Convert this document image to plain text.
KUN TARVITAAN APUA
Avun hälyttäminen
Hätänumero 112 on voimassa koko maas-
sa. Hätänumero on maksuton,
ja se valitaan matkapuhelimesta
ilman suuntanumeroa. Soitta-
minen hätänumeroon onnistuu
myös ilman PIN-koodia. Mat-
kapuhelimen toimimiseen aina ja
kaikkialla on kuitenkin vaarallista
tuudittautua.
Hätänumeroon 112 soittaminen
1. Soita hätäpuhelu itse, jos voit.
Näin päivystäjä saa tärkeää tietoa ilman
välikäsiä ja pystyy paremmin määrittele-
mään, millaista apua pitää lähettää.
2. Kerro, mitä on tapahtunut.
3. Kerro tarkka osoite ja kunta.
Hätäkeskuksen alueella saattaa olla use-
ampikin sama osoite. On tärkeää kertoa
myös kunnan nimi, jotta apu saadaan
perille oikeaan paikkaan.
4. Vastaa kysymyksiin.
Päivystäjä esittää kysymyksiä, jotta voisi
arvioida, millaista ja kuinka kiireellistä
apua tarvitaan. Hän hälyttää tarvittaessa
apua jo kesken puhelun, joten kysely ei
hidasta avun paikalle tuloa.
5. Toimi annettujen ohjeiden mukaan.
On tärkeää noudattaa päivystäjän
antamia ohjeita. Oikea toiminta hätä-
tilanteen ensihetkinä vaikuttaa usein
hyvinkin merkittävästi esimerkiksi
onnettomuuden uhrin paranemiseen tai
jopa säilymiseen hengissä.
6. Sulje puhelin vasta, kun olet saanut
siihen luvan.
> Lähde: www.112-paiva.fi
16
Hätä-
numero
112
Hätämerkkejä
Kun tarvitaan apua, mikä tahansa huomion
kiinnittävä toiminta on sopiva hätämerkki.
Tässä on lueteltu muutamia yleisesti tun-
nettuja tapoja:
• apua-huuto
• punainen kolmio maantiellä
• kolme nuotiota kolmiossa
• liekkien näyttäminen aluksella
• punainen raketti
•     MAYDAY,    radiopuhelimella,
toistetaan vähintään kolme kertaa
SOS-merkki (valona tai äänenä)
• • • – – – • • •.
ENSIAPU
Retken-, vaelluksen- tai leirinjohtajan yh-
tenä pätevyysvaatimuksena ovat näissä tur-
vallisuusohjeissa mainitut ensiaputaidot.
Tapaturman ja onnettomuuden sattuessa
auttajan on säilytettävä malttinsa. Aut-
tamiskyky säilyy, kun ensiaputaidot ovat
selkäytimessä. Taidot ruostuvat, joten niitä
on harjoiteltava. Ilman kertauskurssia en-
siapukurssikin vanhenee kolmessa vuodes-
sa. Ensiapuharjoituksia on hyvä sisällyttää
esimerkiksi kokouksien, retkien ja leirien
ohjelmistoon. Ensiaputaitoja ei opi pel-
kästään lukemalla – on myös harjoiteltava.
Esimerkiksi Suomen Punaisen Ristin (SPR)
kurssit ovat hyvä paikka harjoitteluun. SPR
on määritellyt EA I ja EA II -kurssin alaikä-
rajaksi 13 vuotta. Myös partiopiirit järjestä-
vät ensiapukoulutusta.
============
Exercise aim: What do the records say? Quote them all exactly.

Written answer:
Convert this document image to plain text.
KUN TARVITAAN APUA
Avun hälyttäminen
Hätänumero 112 on voimassa koko maas-
sa. Hätänumero on maksuton,
ja se valitaan matkapuhelimesta
ilman suuntanumeroa. Soitta-
minen hätänumeroon onnistuu
myös ilman PIN-koodia. Mat-
kapuhelimen toimimiseen aina ja
kaikkialla on kuitenkin vaarallista
tuudittautua.
Hätänumeroon 112 soittaminen
1. Soita hätäpuhelu itse, jos voit.
Näin päivystäjä saa tärkeää tietoa ilman
välikäsiä ja pystyy paremmin määrittele-
mään, millaista apua pitää lähettää.
2. Kerro, mitä on tapahtunut.
3. Kerro tarkka osoite ja kunta.
Hätäkeskuksen alueella saattaa olla use-
ampikin sama osoite. On tärkeää kertoa
myös kunnan nimi, jotta apu saadaan
perille oikeaan paikkaan.
4. Vastaa kysymyksiin.
Päivystäjä esittää kysymyksiä, jotta voisi
arvioida, millaista ja kuinka kiireellistä
apua tarvitaan. Hän hälyttää tarvittaessa
apua jo kesken puhelun, joten kysely ei
hidasta avun paikalle tuloa.
5. Toimi annettujen ohjeiden mukaan.
On tärkeää noudattaa päivystäjän
antamia ohjeita. Oikea toiminta hätä-
tilanteen ensihetkinä vaikuttaa usein
hyvinkin merkittävästi esimerkiksi
onnettomuuden uhrin paranemiseen tai
jopa säilymiseen hengissä.
6. Sulje puhelin vasta, kun olet saanut
siihen luvan.
> Lähde: www.112-paiva.fi
16
Hätä-
numero
112
Hätämerkkejä
Kun tarvitaan apua, mikä tahansa huomion
kiinnittävä toiminta on sopiva hätämerkki.
Tässä on lueteltu muutamia yleisesti tun-
nettuja tapoja:
• apua-huuto
• punainen kolmio maantiellä
• kolme nuotiota kolmiossa
• liekkien näyttäminen aluksella
• punainen raketti
•     MAYDAY,    radiopuhelimella,
toistetaan vähintään kolme kertaa
SOS-merkki (valona tai äänenä)
• • • – – – • • •.
ENSIAPU
Retken-, vaelluksen- tai leirinjohtajan yh-
tenä pätevyysvaatimuksena ovat näissä tur-
vallisuusohjeissa mainitut ensiaputaidot.
Tapaturman ja onnettomuuden sattuessa
auttajan on säilytettävä malttinsa. Aut-
tamiskyky säilyy, kun ensiaputaidot ovat
selkäytimessä. Taidot ruostuvat, joten niitä
on harjoiteltava. Ilman kertauskurssia en-
siapukurssikin vanhenee kolmessa vuodes-
sa. Ensiapuharjoituksia on hyvä sisällyttää
esimerkiksi kokouksien, retkien ja leirien
ohjelmistoon. Ensiaputaitoja ei opi pel-
kästään lukemalla – on myös harjoiteltava.
Esimerkiksi Suomen Punaisen Ristin (SPR)
kurssit ovat hyvä paikka harjoitteluun. SPR
on määritellyt EA I ja EA II -kurssin alaikä-
rajaksi 13 vuotta. Myös partiopiirit järjestä-
vät ensiapukoulutusta.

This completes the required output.